WHAT THE TASK ASKS —
Copy out each line featuring the string "nararanasan" from the entries beneath.
--- begin TASK INPUTS ---
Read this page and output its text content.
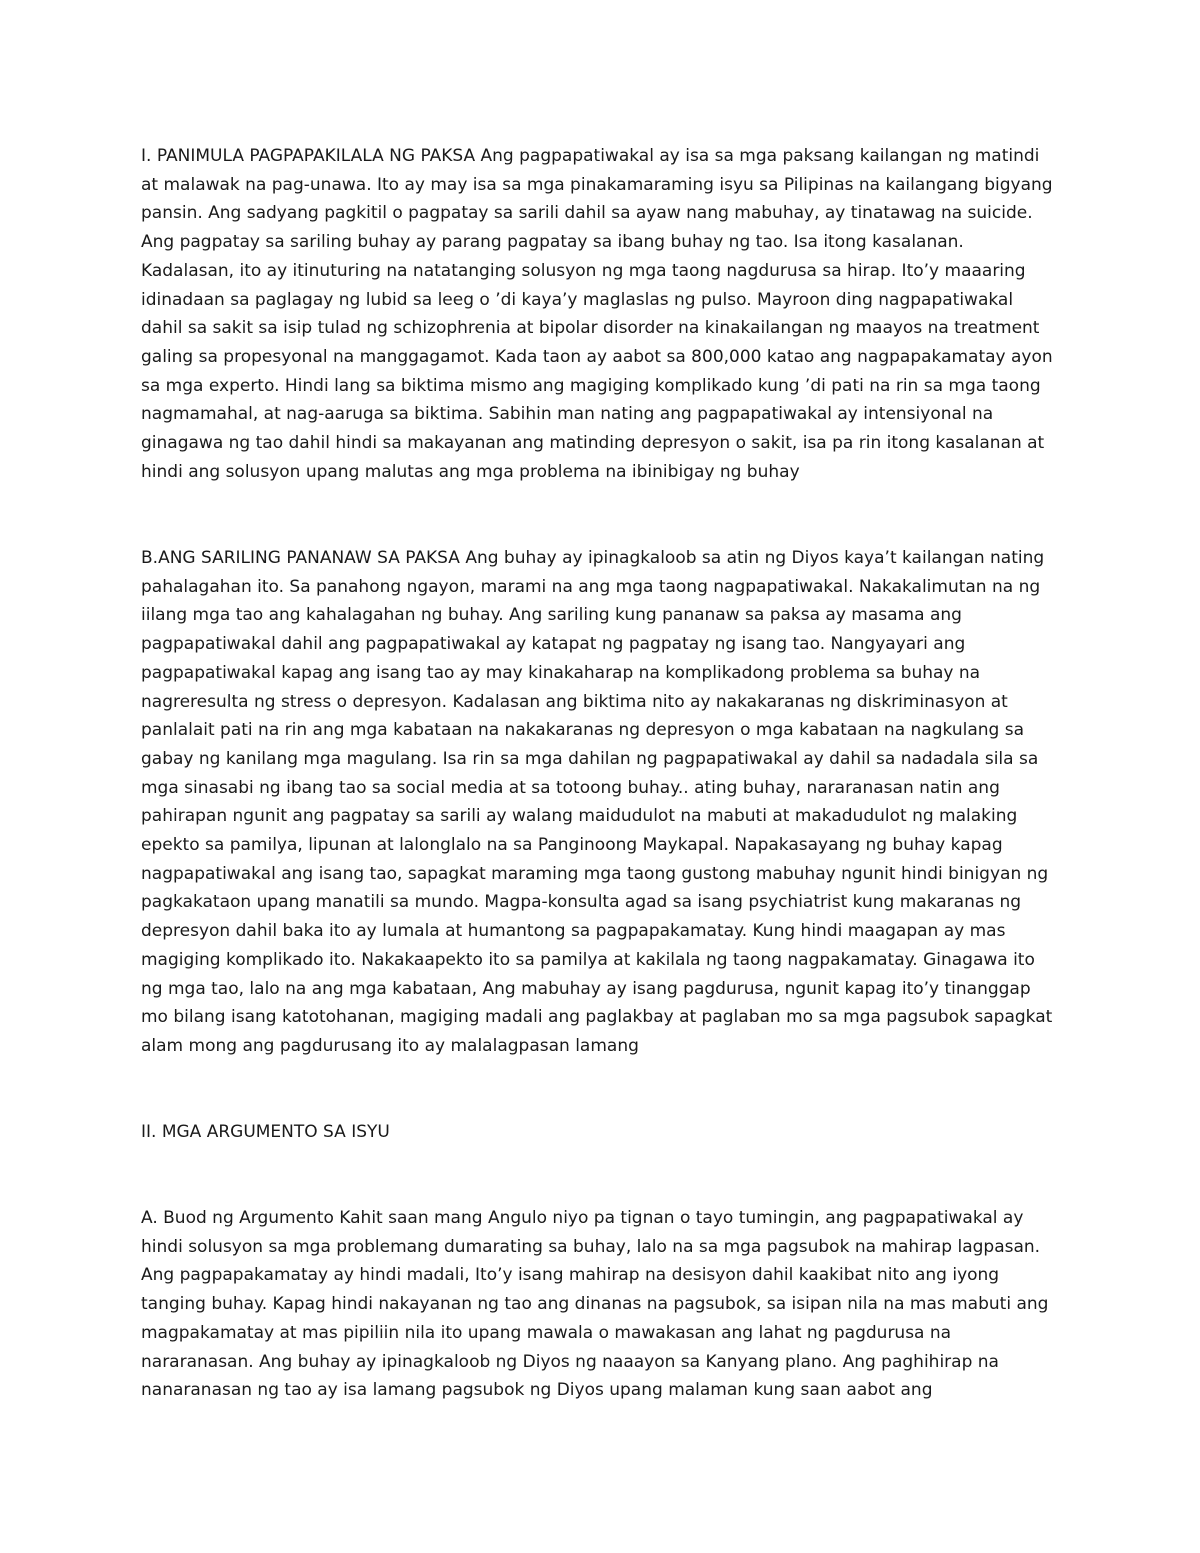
I. PANIMULA PAGPAPAKILALA NG PAKSA Ang pagpapatiwakal ay isa sa mga paksang kailangan ng matindi
at malawak na pag-unawa. Ito ay may isa sa mga pinakamaraming isyu sa Pilipinas na kailangang bigyang
pansin. Ang sadyang pagkitil o pagpatay sa sarili dahil sa ayaw nang mabuhay, ay tinatawag na suicide.
Ang pagpatay sa sariling buhay ay parang pagpatay sa ibang buhay ng tao. Isa itong kasalanan.
Kadalasan, ito ay itinuturing na natatanging solusyon ng mga taong nagdurusa sa hirap. Ito’y maaaring
idinadaan sa paglagay ng lubid sa leeg o ’di kaya’y maglaslas ng pulso. Mayroon ding nagpapatiwakal
dahil sa sakit sa isip tulad ng schizophrenia at bipolar disorder na kinakailangan ng maayos na treatment
galing sa propesyonal na manggagamot. Kada taon ay aabot sa 800,000 katao ang nagpapakamatay ayon
sa mga experto. Hindi lang sa biktima mismo ang magiging komplikado kung ’di pati na rin sa mga taong
nagmamahal, at nag-aaruga sa biktima. Sabihin man nating ang pagpapatiwakal ay intensiyonal na
ginagawa ng tao dahil hindi sa makayanan ang matinding depresyon o sakit, isa pa rin itong kasalanan at
hindi ang solusyon upang malutas ang mga problema na ibinibigay ng buhay
B.ANG SARILING PANANAW SA PAKSA Ang buhay ay ipinagkaloob sa atin ng Diyos kaya’t kailangan nating
pahalagahan ito. Sa panahong ngayon, marami na ang mga taong nagpapatiwakal. Nakakalimutan na ng
iilang mga tao ang kahalagahan ng buhay. Ang sariling kung pananaw sa paksa ay masama ang
pagpapatiwakal dahil ang pagpapatiwakal ay katapat ng pagpatay ng isang tao. Nangyayari ang
pagpapatiwakal kapag ang isang tao ay may kinakaharap na komplikadong problema sa buhay na
nagreresulta ng stress o depresyon. Kadalasan ang biktima nito ay nakakaranas ng diskriminasyon at
panlalait pati na rin ang mga kabataan na nakakaranas ng depresyon o mga kabataan na nagkulang sa
gabay ng kanilang mga magulang. Isa rin sa mga dahilan ng pagpapatiwakal ay dahil sa nadadala sila sa
mga sinasabi ng ibang tao sa social media at sa totoong buhay.. ating buhay, nararanasan natin ang
pahirapan ngunit ang pagpatay sa sarili ay walang maidudulot na mabuti at makadudulot ng malaking
epekto sa pamilya, lipunan at lalonglalo na sa Panginoong Maykapal. Napakasayang ng buhay kapag
nagpapatiwakal ang isang tao, sapagkat maraming mga taong gustong mabuhay ngunit hindi binigyan ng
pagkakataon upang manatili sa mundo. Magpa-konsulta agad sa isang psychiatrist kung makaranas ng
depresyon dahil baka ito ay lumala at humantong sa pagpapakamatay. Kung hindi maagapan ay mas
magiging komplikado ito. Nakakaapekto ito sa pamilya at kakilala ng taong nagpakamatay. Ginagawa ito
ng mga tao, lalo na ang mga kabataan, Ang mabuhay ay isang pagdurusa, ngunit kapag ito’y tinanggap
mo bilang isang katotohanan, magiging madali ang paglakbay at paglaban mo sa mga pagsubok sapagkat
alam mong ang pagdurusang ito ay malalagpasan lamang
II. MGA ARGUMENTO SA ISYU
A. Buod ng Argumento Kahit saan mang Angulo niyo pa tignan o tayo tumingin, ang pagpapatiwakal ay
hindi solusyon sa mga problemang dumarating sa buhay, lalo na sa mga pagsubok na mahirap lagpasan.
Ang pagpapakamatay ay hindi madali, Ito’y isang mahirap na desisyon dahil kaakibat nito ang iyong
tanging buhay. Kapag hindi nakayanan ng tao ang dinanas na pagsubok, sa isipan nila na mas mabuti ang
magpakamatay at mas pipiliin nila ito upang mawala o mawakasan ang lahat ng pagdurusa na
nararanasan. Ang buhay ay ipinagkaloob ng Diyos ng naaayon sa Kanyang plano. Ang paghihirap na
nanaranasan ng tao ay isa lamang pagsubok ng Diyos upang malaman kung saan aabot ang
--- end TASK INPUTS ---
WORKED ANSWER —
mga sinasabi ng ibang tao sa social media at sa totoong buhay.. ating buhay, nararanasan natin ang
nararanasan. Ang buhay ay ipinagkaloob ng Diyos ng naaayon sa Kanyang plano. Ang paghihirap na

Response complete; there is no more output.